• [Task details]:
Retype the records that come next, word for word.

• [Data to process]:
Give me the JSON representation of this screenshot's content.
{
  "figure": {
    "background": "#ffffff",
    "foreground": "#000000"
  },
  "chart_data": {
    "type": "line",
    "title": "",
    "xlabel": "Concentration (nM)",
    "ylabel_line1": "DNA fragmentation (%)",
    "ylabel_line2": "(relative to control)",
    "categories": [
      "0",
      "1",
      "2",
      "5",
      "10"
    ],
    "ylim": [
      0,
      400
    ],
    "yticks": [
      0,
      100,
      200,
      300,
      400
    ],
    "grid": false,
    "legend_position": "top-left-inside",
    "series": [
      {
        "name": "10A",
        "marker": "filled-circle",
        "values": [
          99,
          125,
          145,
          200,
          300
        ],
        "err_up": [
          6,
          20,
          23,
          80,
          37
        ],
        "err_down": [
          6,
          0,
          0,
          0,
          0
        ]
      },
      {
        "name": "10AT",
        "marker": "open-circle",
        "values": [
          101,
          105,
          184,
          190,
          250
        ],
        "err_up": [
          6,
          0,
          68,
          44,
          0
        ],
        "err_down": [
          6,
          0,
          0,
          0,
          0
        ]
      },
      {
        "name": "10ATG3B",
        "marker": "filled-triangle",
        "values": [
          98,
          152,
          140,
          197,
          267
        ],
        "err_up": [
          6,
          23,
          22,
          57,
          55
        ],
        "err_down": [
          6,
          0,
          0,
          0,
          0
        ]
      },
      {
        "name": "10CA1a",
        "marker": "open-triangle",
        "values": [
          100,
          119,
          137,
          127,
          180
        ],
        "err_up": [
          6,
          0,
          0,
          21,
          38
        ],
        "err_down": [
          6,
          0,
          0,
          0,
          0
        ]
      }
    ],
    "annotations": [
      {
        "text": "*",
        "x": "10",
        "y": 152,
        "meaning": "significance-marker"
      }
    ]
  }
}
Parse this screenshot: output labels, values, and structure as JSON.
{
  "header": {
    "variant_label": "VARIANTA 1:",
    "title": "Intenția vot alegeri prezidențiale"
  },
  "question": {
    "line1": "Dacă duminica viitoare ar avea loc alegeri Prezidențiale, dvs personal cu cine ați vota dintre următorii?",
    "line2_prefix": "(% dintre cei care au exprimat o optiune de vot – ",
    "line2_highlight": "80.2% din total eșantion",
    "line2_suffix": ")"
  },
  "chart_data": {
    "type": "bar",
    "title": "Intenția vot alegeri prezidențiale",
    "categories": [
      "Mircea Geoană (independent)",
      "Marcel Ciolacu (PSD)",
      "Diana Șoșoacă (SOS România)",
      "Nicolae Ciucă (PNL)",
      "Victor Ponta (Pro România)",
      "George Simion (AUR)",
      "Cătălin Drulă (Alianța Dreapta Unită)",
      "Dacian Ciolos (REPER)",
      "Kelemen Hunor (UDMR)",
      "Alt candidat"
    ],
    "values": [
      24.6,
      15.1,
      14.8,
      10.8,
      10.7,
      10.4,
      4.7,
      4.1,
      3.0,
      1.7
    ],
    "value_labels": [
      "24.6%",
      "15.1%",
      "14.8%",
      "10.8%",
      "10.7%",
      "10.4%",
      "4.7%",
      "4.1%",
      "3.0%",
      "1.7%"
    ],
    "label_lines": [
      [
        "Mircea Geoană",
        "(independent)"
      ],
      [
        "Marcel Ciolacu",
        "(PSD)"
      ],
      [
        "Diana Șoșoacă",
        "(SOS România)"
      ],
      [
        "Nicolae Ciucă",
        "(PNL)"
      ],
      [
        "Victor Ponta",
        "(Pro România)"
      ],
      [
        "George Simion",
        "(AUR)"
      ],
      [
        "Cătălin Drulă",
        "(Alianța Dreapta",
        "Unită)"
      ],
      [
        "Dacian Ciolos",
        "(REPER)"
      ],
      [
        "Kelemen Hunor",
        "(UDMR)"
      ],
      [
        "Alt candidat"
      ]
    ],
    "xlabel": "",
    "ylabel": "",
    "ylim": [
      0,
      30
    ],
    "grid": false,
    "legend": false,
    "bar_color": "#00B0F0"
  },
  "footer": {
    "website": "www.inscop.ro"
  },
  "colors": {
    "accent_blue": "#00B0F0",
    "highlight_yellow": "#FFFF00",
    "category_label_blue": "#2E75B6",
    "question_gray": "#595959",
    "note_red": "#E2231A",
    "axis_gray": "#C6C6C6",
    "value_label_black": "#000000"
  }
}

• [The result]:
Give me the JSON representation of this screenshot's content.
{
  "figure": {
    "background": "#ffffff",
    "foreground": "#000000"
  },
  "chart_data": {
    "type": "line",
    "title": "",
    "xlabel": "Concentration (nM)",
    "ylabel_line1": "DNA fragmentation (%)",
    "ylabel_line2": "(relative to control)",
    "categories": [
      "0",
      "1",
      "2",
      "5",
      "10"
    ],
    "ylim": [
      0,
      400
    ],
    "yticks": [
      0,
      100,
      200,
      300,
      400
    ],
    "grid": false,
    "legend_position": "top-left-inside",
    "series": [
      {
        "name": "10A",
        "marker": "filled-circle",
        "values": [
          99,
          125,
          145,
          200,
          300
        ],
        "err_up": [
          6,
          20,
          23,
          80,
          37
        ],
        "err_down": [
          6,
          0,
          0,
          0,
          0
        ]
      },
      {
        "name": "10AT",
        "marker": "open-circle",
        "values": [
          101,
          105,
          184,
          190,
          250
        ],
        "err_up": [
          6,
          0,
          68,
          44,
          0
        ],
        "err_down": [
          6,
          0,
          0,
          0,
          0
        ]
      },
      {
        "name": "10ATG3B",
        "marker": "filled-triangle",
        "values": [
          98,
          152,
          140,
          197,
          267
        ],
        "err_up": [
          6,
          23,
          22,
          57,
          55
        ],
        "err_down": [
          6,
          0,
          0,
          0,
          0
        ]
      },
      {
        "name": "10CA1a",
        "marker": "open-triangle",
        "values": [
          100,
          119,
          137,
          127,
          180
        ],
        "err_up": [
          6,
          0,
          0,
          21,
          38
        ],
        "err_down": [
          6,
          0,
          0,
          0,
          0
        ]
      }
    ],
    "annotations": [
      {
        "text": "*",
        "x": "10",
        "y": 152,
        "meaning": "significance-marker"
      }
    ]
  }
}
Parse this screenshot: output labels, values, and structure as JSON.
{
  "header": {
    "variant_label": "VARIANTA 1:",
    "title": "Intenția vot alegeri prezidențiale"
  },
  "question": {
    "line1": "Dacă duminica viitoare ar avea loc alegeri Prezidențiale, dvs personal cu cine ați vota dintre următorii?",
    "line2_prefix": "(% dintre cei care au exprimat o optiune de vot – ",
    "line2_highlight": "80.2% din total eșantion",
    "line2_suffix": ")"
  },
  "chart_data": {
    "type": "bar",
    "title": "Intenția vot alegeri prezidențiale",
    "categories": [
      "Mircea Geoană (independent)",
      "Marcel Ciolacu (PSD)",
      "Diana Șoșoacă (SOS România)",
      "Nicolae Ciucă (PNL)",
      "Victor Ponta (Pro România)",
      "George Simion (AUR)",
      "Cătălin Drulă (Alianța Dreapta Unită)",
      "Dacian Ciolos (REPER)",
      "Kelemen Hunor (UDMR)",
      "Alt candidat"
    ],
    "values": [
      24.6,
      15.1,
      14.8,
      10.8,
      10.7,
      10.4,
      4.7,
      4.1,
      3.0,
      1.7
    ],
    "value_labels": [
      "24.6%",
      "15.1%",
      "14.8%",
      "10.8%",
      "10.7%",
      "10.4%",
      "4.7%",
      "4.1%",
      "3.0%",
      "1.7%"
    ],
    "label_lines": [
      [
        "Mircea Geoană",
        "(independent)"
      ],
      [
        "Marcel Ciolacu",
        "(PSD)"
      ],
      [
        "Diana Șoșoacă",
        "(SOS România)"
      ],
      [
        "Nicolae Ciucă",
        "(PNL)"
      ],
      [
        "Victor Ponta",
        "(Pro România)"
      ],
      [
        "George Simion",
        "(AUR)"
      ],
      [
        "Cătălin Drulă",
        "(Alianța Dreapta",
        "Unită)"
      ],
      [
        "Dacian Ciolos",
        "(REPER)"
      ],
      [
        "Kelemen Hunor",
        "(UDMR)"
      ],
      [
        "Alt candidat"
      ]
    ],
    "xlabel": "",
    "ylabel": "",
    "ylim": [
      0,
      30
    ],
    "grid": false,
    "legend": false,
    "bar_color": "#00B0F0"
  },
  "footer": {
    "website": "www.inscop.ro"
  },
  "colors": {
    "accent_blue": "#00B0F0",
    "highlight_yellow": "#FFFF00",
    "category_label_blue": "#2E75B6",
    "question_gray": "#595959",
    "note_red": "#E2231A",
    "axis_gray": "#C6C6C6",
    "value_label_black": "#000000"
  }
}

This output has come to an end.